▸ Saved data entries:
● ● ● ● ● ● ●

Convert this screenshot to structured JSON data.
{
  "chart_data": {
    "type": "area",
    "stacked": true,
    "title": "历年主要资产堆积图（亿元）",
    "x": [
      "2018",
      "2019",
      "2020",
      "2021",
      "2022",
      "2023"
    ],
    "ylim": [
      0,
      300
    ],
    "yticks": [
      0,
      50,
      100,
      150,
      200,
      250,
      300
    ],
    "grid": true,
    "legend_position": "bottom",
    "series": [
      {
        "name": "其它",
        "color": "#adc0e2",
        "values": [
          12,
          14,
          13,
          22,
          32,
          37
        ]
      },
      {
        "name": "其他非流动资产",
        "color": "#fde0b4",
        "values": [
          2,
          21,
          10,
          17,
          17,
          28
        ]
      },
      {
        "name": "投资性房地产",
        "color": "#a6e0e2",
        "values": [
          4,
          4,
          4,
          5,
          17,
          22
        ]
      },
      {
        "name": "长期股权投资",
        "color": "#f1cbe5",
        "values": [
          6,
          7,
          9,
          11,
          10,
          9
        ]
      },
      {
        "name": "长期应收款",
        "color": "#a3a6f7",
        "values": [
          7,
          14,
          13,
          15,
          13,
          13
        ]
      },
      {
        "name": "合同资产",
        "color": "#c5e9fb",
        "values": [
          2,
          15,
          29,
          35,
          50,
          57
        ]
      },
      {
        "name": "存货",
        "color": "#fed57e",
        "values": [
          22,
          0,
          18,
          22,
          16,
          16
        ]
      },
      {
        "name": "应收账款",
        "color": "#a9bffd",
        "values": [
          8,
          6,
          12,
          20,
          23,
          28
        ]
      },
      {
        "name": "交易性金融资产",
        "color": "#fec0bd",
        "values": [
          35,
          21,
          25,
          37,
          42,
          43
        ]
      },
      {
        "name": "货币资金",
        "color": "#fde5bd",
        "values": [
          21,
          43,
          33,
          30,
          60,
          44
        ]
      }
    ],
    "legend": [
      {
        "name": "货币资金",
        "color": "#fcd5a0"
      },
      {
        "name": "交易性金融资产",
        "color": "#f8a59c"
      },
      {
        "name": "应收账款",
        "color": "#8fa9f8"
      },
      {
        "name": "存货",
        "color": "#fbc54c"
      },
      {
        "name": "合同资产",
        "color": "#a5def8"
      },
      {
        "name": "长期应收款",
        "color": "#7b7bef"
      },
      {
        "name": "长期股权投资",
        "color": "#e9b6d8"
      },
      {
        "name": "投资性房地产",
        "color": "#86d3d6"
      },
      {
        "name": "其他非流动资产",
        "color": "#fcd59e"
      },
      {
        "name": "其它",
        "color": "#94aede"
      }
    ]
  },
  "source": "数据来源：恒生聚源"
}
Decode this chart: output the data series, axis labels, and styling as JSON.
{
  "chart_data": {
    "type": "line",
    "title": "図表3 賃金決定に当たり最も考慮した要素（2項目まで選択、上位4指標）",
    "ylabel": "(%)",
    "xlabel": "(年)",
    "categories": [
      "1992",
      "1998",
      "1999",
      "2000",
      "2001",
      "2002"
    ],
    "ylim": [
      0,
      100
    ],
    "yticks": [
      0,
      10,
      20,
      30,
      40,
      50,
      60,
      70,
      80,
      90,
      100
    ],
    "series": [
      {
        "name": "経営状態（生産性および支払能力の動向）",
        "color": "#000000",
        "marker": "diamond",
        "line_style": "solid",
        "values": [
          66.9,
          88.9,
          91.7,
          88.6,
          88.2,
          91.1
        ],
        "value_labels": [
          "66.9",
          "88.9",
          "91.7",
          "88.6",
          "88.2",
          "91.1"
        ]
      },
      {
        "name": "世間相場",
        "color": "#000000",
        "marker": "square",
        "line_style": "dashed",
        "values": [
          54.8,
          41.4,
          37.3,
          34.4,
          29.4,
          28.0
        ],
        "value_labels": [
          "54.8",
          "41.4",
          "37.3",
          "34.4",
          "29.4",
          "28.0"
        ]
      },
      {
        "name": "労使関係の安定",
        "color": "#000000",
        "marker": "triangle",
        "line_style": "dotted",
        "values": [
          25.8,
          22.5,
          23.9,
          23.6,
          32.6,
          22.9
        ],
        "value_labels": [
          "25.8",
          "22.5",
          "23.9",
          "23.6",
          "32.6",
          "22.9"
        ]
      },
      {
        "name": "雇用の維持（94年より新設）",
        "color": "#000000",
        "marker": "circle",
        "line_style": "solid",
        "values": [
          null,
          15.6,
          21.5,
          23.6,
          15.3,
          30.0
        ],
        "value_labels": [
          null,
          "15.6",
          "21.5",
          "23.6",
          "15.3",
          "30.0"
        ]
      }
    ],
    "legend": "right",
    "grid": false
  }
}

● ● ● ● ● ● ●

▸ GOAL:
Copy all the entries verbatim.

▸ WORKED SOLUTION:
Convert this screenshot to structured JSON data.
{
  "chart_data": {
    "type": "area",
    "stacked": true,
    "title": "历年主要资产堆积图（亿元）",
    "x": [
      "2018",
      "2019",
      "2020",
      "2021",
      "2022",
      "2023"
    ],
    "ylim": [
      0,
      300
    ],
    "yticks": [
      0,
      50,
      100,
      150,
      200,
      250,
      300
    ],
    "grid": true,
    "legend_position": "bottom",
    "series": [
      {
        "name": "其它",
        "color": "#adc0e2",
        "values": [
          12,
          14,
          13,
          22,
          32,
          37
        ]
      },
      {
        "name": "其他非流动资产",
        "color": "#fde0b4",
        "values": [
          2,
          21,
          10,
          17,
          17,
          28
        ]
      },
      {
        "name": "投资性房地产",
        "color": "#a6e0e2",
        "values": [
          4,
          4,
          4,
          5,
          17,
          22
        ]
      },
      {
        "name": "长期股权投资",
        "color": "#f1cbe5",
        "values": [
          6,
          7,
          9,
          11,
          10,
          9
        ]
      },
      {
        "name": "长期应收款",
        "color": "#a3a6f7",
        "values": [
          7,
          14,
          13,
          15,
          13,
          13
        ]
      },
      {
        "name": "合同资产",
        "color": "#c5e9fb",
        "values": [
          2,
          15,
          29,
          35,
          50,
          57
        ]
      },
      {
        "name": "存货",
        "color": "#fed57e",
        "values": [
          22,
          0,
          18,
          22,
          16,
          16
        ]
      },
      {
        "name": "应收账款",
        "color": "#a9bffd",
        "values": [
          8,
          6,
          12,
          20,
          23,
          28
        ]
      },
      {
        "name": "交易性金融资产",
        "color": "#fec0bd",
        "values": [
          35,
          21,
          25,
          37,
          42,
          43
        ]
      },
      {
        "name": "货币资金",
        "color": "#fde5bd",
        "values": [
          21,
          43,
          33,
          30,
          60,
          44
        ]
      }
    ],
    "legend": [
      {
        "name": "货币资金",
        "color": "#fcd5a0"
      },
      {
        "name": "交易性金融资产",
        "color": "#f8a59c"
      },
      {
        "name": "应收账款",
        "color": "#8fa9f8"
      },
      {
        "name": "存货",
        "color": "#fbc54c"
      },
      {
        "name": "合同资产",
        "color": "#a5def8"
      },
      {
        "name": "长期应收款",
        "color": "#7b7bef"
      },
      {
        "name": "长期股权投资",
        "color": "#e9b6d8"
      },
      {
        "name": "投资性房地产",
        "color": "#86d3d6"
      },
      {
        "name": "其他非流动资产",
        "color": "#fcd59e"
      },
      {
        "name": "其它",
        "color": "#94aede"
      }
    ]
  },
  "source": "数据来源：恒生聚源"
}
Decode this chart: output the data series, axis labels, and styling as JSON.
{
  "chart_data": {
    "type": "line",
    "title": "図表3 賃金決定に当たり最も考慮した要素（2項目まで選択、上位4指標）",
    "ylabel": "(%)",
    "xlabel": "(年)",
    "categories": [
      "1992",
      "1998",
      "1999",
      "2000",
      "2001",
      "2002"
    ],
    "ylim": [
      0,
      100
    ],
    "yticks": [
      0,
      10,
      20,
      30,
      40,
      50,
      60,
      70,
      80,
      90,
      100
    ],
    "series": [
      {
        "name": "経営状態（生産性および支払能力の動向）",
        "color": "#000000",
        "marker": "diamond",
        "line_style": "solid",
        "values": [
          66.9,
          88.9,
          91.7,
          88.6,
          88.2,
          91.1
        ],
        "value_labels": [
          "66.9",
          "88.9",
          "91.7",
          "88.6",
          "88.2",
          "91.1"
        ]
      },
      {
        "name": "世間相場",
        "color": "#000000",
        "marker": "square",
        "line_style": "dashed",
        "values": [
          54.8,
          41.4,
          37.3,
          34.4,
          29.4,
          28.0
        ],
        "value_labels": [
          "54.8",
          "41.4",
          "37.3",
          "34.4",
          "29.4",
          "28.0"
        ]
      },
      {
        "name": "労使関係の安定",
        "color": "#000000",
        "marker": "triangle",
        "line_style": "dotted",
        "values": [
          25.8,
          22.5,
          23.9,
          23.6,
          32.6,
          22.9
        ],
        "value_labels": [
          "25.8",
          "22.5",
          "23.9",
          "23.6",
          "32.6",
          "22.9"
        ]
      },
      {
        "name": "雇用の維持（94年より新設）",
        "color": "#000000",
        "marker": "circle",
        "line_style": "solid",
        "values": [
          null,
          15.6,
          21.5,
          23.6,
          15.3,
          30.0
        ],
        "value_labels": [
          null,
          "15.6",
          "21.5",
          "23.6",
          "15.3",
          "30.0"
        ]
      }
    ],
    "legend": "right",
    "grid": false
  }
}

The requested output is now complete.